Requirement — Work out how many lines in the listing below include the word "this"; answer with the number alone.

Exercise inputs —
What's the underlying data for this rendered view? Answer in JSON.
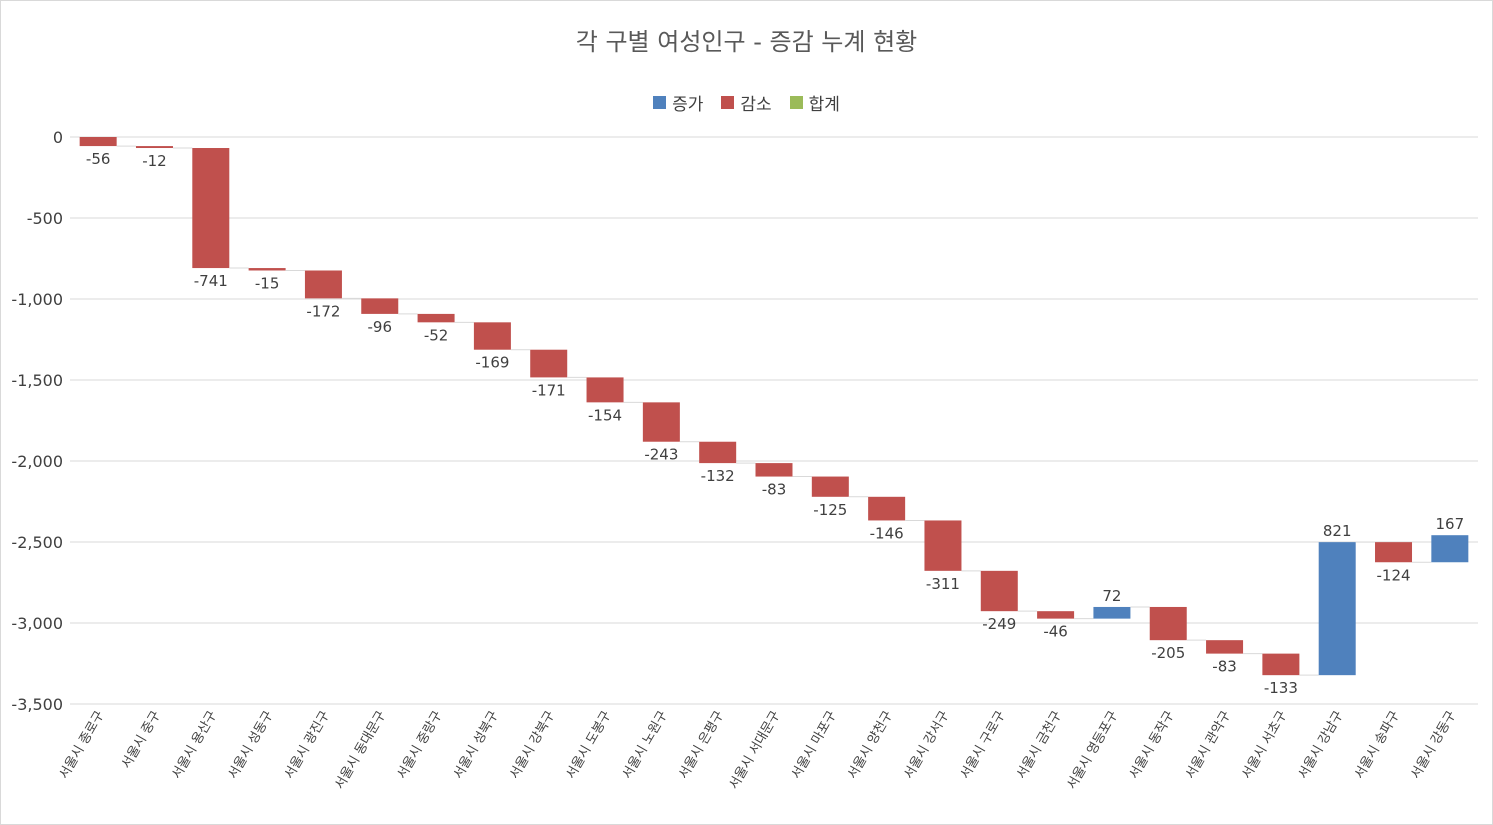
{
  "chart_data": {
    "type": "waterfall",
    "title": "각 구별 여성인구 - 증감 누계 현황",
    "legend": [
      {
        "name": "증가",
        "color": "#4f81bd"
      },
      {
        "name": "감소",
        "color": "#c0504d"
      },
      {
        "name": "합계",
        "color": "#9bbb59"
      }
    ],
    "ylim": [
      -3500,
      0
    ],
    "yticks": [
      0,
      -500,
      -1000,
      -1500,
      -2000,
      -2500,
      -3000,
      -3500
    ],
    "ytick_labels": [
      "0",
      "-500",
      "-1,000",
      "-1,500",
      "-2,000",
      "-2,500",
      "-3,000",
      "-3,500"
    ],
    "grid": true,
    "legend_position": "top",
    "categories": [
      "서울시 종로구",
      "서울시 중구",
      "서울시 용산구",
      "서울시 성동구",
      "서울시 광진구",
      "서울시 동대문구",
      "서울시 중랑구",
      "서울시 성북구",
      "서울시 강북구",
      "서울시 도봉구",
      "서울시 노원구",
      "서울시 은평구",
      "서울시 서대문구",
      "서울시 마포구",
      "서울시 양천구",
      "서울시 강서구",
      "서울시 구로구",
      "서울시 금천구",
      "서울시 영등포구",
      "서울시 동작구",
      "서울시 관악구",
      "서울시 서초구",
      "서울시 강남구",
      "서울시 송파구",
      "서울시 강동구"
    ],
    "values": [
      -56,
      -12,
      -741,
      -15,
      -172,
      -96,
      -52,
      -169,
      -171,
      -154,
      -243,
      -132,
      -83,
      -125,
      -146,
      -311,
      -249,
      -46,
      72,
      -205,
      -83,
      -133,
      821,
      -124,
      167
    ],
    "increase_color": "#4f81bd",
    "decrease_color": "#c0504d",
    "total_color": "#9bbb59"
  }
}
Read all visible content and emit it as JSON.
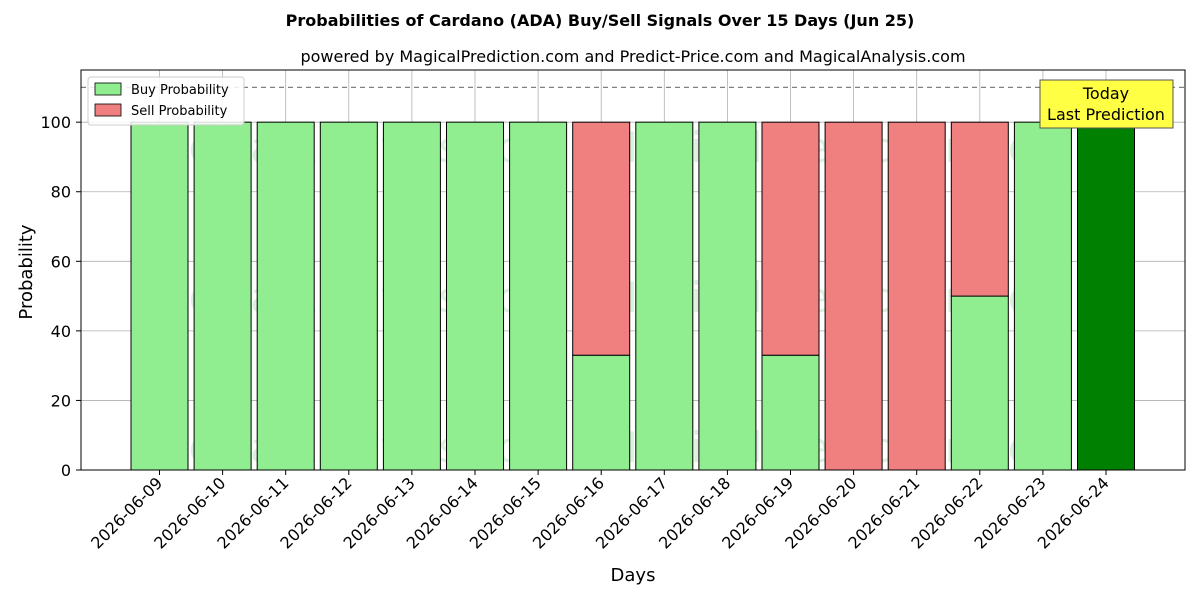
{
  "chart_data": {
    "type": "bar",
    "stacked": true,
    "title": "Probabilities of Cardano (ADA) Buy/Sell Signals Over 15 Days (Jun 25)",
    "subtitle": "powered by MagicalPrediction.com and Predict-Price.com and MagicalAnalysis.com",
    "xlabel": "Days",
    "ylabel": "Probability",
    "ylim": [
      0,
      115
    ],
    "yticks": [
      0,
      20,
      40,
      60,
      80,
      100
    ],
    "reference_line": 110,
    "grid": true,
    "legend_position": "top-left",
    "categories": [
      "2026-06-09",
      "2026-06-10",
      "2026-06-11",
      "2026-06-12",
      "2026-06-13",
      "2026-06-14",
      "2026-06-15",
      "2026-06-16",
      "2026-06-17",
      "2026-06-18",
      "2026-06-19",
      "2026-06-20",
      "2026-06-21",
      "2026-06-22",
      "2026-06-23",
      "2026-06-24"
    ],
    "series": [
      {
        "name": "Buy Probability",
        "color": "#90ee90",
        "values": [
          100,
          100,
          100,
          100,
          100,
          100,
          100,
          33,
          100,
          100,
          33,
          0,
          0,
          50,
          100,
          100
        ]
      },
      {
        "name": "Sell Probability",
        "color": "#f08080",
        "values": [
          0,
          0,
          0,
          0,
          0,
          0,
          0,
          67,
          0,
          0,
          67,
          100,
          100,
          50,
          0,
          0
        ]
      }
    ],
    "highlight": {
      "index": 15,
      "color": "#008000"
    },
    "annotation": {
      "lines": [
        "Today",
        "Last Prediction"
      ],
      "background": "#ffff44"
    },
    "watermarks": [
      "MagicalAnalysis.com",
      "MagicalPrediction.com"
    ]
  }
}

==

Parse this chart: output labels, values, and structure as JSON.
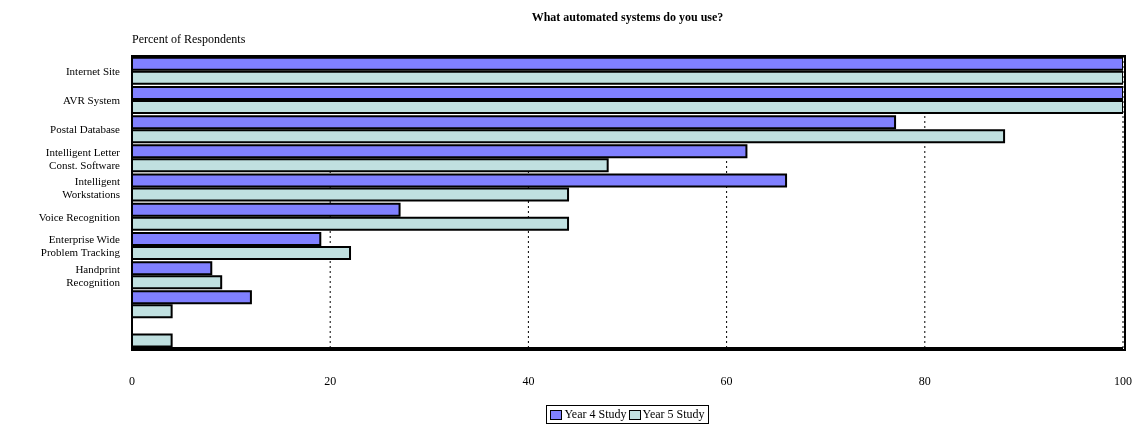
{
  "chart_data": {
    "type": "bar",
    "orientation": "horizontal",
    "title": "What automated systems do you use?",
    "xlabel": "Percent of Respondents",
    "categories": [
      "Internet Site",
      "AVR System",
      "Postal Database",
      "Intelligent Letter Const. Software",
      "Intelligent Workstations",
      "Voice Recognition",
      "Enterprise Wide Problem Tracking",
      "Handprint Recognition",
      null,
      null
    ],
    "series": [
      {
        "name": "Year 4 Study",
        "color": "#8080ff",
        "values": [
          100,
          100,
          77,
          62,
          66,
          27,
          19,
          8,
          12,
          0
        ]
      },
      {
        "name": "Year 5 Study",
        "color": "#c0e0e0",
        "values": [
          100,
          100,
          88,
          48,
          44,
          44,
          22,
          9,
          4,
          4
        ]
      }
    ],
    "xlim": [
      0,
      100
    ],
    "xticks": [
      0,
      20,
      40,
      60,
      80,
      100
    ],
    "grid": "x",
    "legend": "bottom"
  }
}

Solution — 2